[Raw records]
--- start ---

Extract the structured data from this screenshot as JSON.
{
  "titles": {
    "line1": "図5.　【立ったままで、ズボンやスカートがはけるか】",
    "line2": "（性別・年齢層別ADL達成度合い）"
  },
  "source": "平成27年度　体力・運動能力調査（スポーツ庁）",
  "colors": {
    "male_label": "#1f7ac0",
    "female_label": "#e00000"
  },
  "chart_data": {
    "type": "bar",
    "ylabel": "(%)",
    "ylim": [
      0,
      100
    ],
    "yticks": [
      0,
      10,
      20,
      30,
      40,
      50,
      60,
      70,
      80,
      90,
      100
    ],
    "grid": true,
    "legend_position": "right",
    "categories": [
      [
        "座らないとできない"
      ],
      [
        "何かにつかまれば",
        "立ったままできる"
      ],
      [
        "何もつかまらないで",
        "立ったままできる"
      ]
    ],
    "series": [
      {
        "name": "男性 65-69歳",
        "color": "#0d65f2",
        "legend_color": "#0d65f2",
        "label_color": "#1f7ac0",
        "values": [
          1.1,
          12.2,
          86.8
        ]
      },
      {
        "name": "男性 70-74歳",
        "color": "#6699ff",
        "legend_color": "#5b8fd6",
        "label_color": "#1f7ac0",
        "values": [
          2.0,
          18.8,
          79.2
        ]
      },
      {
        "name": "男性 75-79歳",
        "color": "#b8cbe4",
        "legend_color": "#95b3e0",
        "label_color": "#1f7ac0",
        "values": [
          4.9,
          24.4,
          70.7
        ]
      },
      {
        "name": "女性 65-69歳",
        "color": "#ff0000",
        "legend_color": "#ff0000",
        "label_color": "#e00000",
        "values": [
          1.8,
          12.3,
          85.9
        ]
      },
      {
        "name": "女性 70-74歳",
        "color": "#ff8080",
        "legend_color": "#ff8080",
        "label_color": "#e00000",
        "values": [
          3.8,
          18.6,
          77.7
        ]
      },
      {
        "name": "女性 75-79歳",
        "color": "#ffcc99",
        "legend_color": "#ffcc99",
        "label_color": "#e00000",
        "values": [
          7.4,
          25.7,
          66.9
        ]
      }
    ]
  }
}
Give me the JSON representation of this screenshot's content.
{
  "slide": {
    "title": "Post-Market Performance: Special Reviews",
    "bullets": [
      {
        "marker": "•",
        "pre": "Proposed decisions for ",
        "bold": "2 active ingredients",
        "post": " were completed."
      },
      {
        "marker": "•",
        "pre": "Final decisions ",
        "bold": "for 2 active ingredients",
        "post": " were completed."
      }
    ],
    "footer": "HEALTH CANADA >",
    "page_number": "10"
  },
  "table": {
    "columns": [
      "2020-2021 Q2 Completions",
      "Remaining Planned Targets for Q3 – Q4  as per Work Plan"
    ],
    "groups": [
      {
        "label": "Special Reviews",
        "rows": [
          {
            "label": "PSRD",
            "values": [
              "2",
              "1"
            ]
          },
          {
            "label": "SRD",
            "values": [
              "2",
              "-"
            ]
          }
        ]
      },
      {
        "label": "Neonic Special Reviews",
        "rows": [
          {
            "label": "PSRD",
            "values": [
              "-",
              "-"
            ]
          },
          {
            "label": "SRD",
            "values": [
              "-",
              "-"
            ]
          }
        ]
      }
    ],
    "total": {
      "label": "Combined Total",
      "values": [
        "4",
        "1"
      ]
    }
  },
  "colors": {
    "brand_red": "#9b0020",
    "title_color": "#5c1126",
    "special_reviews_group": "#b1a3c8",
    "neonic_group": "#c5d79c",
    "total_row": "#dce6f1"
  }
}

--- end ---

— What is asked —
In the data above, how many lines contain the string "this"? Answer with the number only.

— Task response —
2